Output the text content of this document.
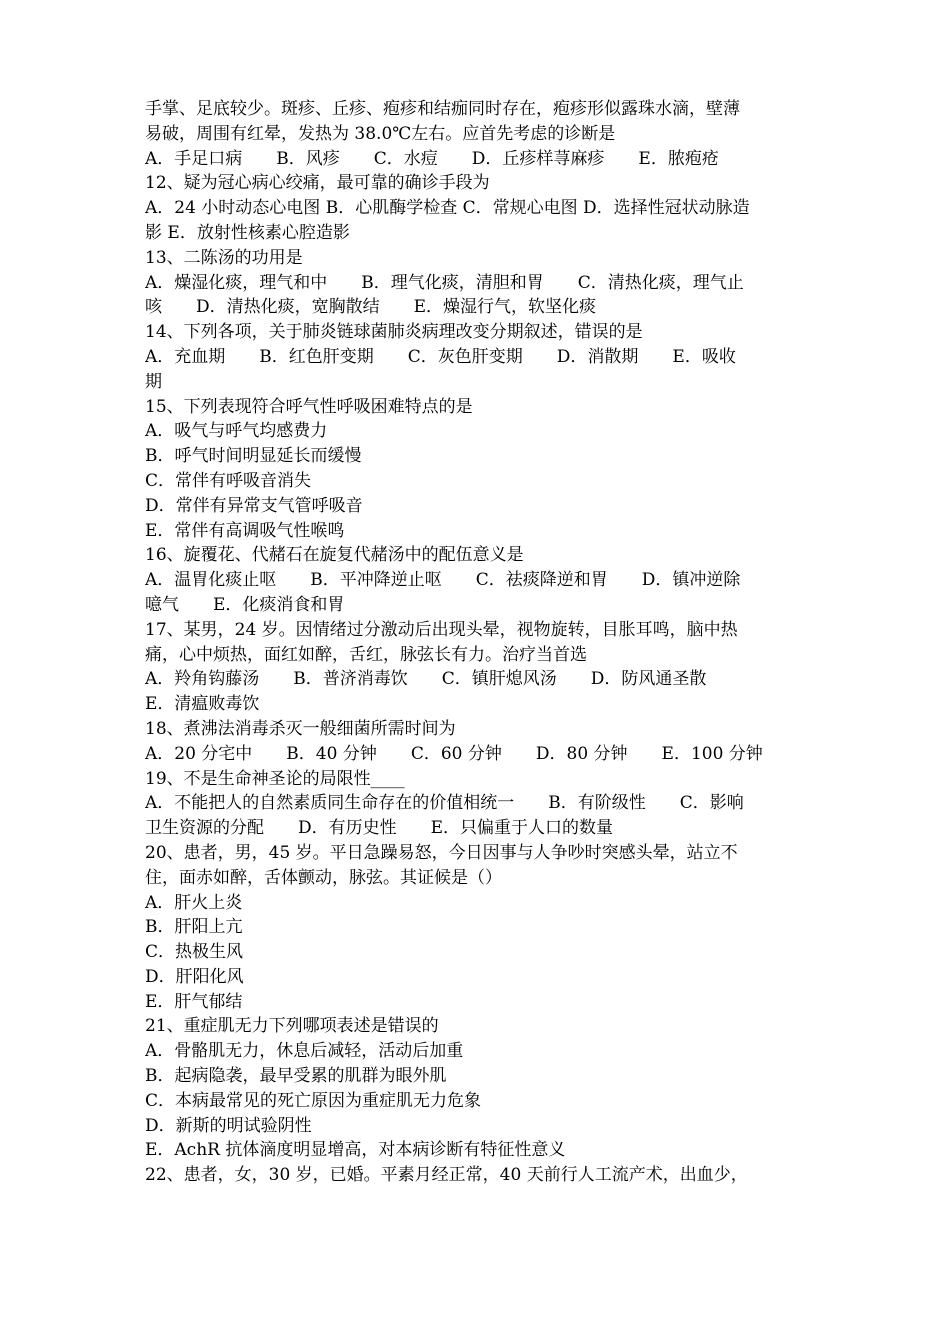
手掌、足底较少。斑疹、丘疹、疱疹和结痂同时存在，疱疹形似露珠水滴，壁薄
易破，周围有红晕，发热为 38.0℃左右。应首先考虑的诊断是
A．手足口病　　B．风疹　　C．水痘　　D．丘疹样荨麻疹　　E．脓疱疮
12、疑为冠心病心绞痛，最可靠的确诊手段为
A．24 小时动态心电图 B．心肌酶学检查 C．常规心电图 D．选择性冠状动脉造
影 E．放射性核素心腔造影
13、二陈汤的功用是
A．燥湿化痰，理气和中　　B．理气化痰，清胆和胃　　C．清热化痰，理气止
咳　　D．清热化痰，宽胸散结　　E．燥湿行气，软坚化痰
14、下列各项，关于肺炎链球菌肺炎病理改变分期叙述，错误的是
A．充血期　　B．红色肝变期　　C．灰色肝变期　　D．消散期　　E．吸收
期
15、下列表现符合呼气性呼吸困难特点的是
A．吸气与呼气均感费力
B．呼气时间明显延长而缓慢
C．常伴有呼吸音消失
D．常伴有异常支气管呼吸音
E．常伴有高调吸气性喉鸣
16、旋覆花、代赭石在旋复代赭汤中的配伍意义是
A．温胃化痰止呕　　B．平冲降逆止呕　　C．祛痰降逆和胃　　D．镇冲逆除
噫气　　E．化痰消食和胃
17、某男，24 岁。因情绪过分激动后出现头晕，视物旋转，目胀耳鸣，脑中热
痛，心中烦热，面红如醉，舌红，脉弦长有力。治疗当首选
A．羚角钩藤汤　　B．普济消毒饮　　C．镇肝熄风汤　　D．防风通圣散
E．清瘟败毒饮
18、煮沸法消毒杀灭一般细菌所需时间为
A．20 分宅中　　B．40 分钟　　C．60 分钟　　D．80 分钟　　E．100 分钟
19、不是生命神圣论的局限性____
A．不能把人的自然素质同生命存在的价值相统一　　B．有阶级性　　C．影响
卫生资源的分配　　D．有历史性　　E．只偏重于人口的数量
20、患者，男，45 岁。平日急躁易怒，今日因事与人争吵时突感头晕，站立不
住，面赤如醉，舌体颤动，脉弦。其证候是（）
A．肝火上炎
B．肝阳上亢
C．热极生风
D．肝阳化风
E．肝气郁结
21、重症肌无力下列哪项表述是错误的
A．骨骼肌无力，休息后减轻，活动后加重
B．起病隐袭，最早受累的肌群为眼外肌
C．本病最常见的死亡原因为重症肌无力危象
D．新斯的明试验阴性
E．AchR 抗体滴度明显增高，对本病诊断有特征性意义
22、患者，女，30 岁，已婚。平素月经正常，40 天前行人工流产术，出血少，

○ ○ ○ ○ ○ ○ ○

• WRITTEN REQUEST
Pictures stay out; reproduce every line of the records exactly.

• SOLUTION FOR THIS TASK
Output the text content of this document.
手掌、足底较少。斑疹、丘疹、疱疹和结痂同时存在，疱疹形似露珠水滴，壁薄
易破，周围有红晕，发热为 38.0℃左右。应首先考虑的诊断是
A．手足口病　　B．风疹　　C．水痘　　D．丘疹样荨麻疹　　E．脓疱疮
12、疑为冠心病心绞痛，最可靠的确诊手段为
A．24 小时动态心电图 B．心肌酶学检查 C．常规心电图 D．选择性冠状动脉造
影 E．放射性核素心腔造影
13、二陈汤的功用是
A．燥湿化痰，理气和中　　B．理气化痰，清胆和胃　　C．清热化痰，理气止
咳　　D．清热化痰，宽胸散结　　E．燥湿行气，软坚化痰
14、下列各项，关于肺炎链球菌肺炎病理改变分期叙述，错误的是
A．充血期　　B．红色肝变期　　C．灰色肝变期　　D．消散期　　E．吸收
期
15、下列表现符合呼气性呼吸困难特点的是
A．吸气与呼气均感费力
B．呼气时间明显延长而缓慢
C．常伴有呼吸音消失
D．常伴有异常支气管呼吸音
E．常伴有高调吸气性喉鸣
16、旋覆花、代赭石在旋复代赭汤中的配伍意义是
A．温胃化痰止呕　　B．平冲降逆止呕　　C．祛痰降逆和胃　　D．镇冲逆除
噫气　　E．化痰消食和胃
17、某男，24 岁。因情绪过分激动后出现头晕，视物旋转，目胀耳鸣，脑中热
痛，心中烦热，面红如醉，舌红，脉弦长有力。治疗当首选
A．羚角钩藤汤　　B．普济消毒饮　　C．镇肝熄风汤　　D．防风通圣散
E．清瘟败毒饮
18、煮沸法消毒杀灭一般细菌所需时间为
A．20 分宅中　　B．40 分钟　　C．60 分钟　　D．80 分钟　　E．100 分钟
19、不是生命神圣论的局限性____
A．不能把人的自然素质同生命存在的价值相统一　　B．有阶级性　　C．影响
卫生资源的分配　　D．有历史性　　E．只偏重于人口的数量
20、患者，男，45 岁。平日急躁易怒，今日因事与人争吵时突感头晕，站立不
住，面赤如醉，舌体颤动，脉弦。其证候是（）
A．肝火上炎
B．肝阳上亢
C．热极生风
D．肝阳化风
E．肝气郁结
21、重症肌无力下列哪项表述是错误的
A．骨骼肌无力，休息后减轻，活动后加重
B．起病隐袭，最早受累的肌群为眼外肌
C．本病最常见的死亡原因为重症肌无力危象
D．新斯的明试验阴性
E．AchR 抗体滴度明显增高，对本病诊断有特征性意义
22、患者，女，30 岁，已婚。平素月经正常，40 天前行人工流产术，出血少，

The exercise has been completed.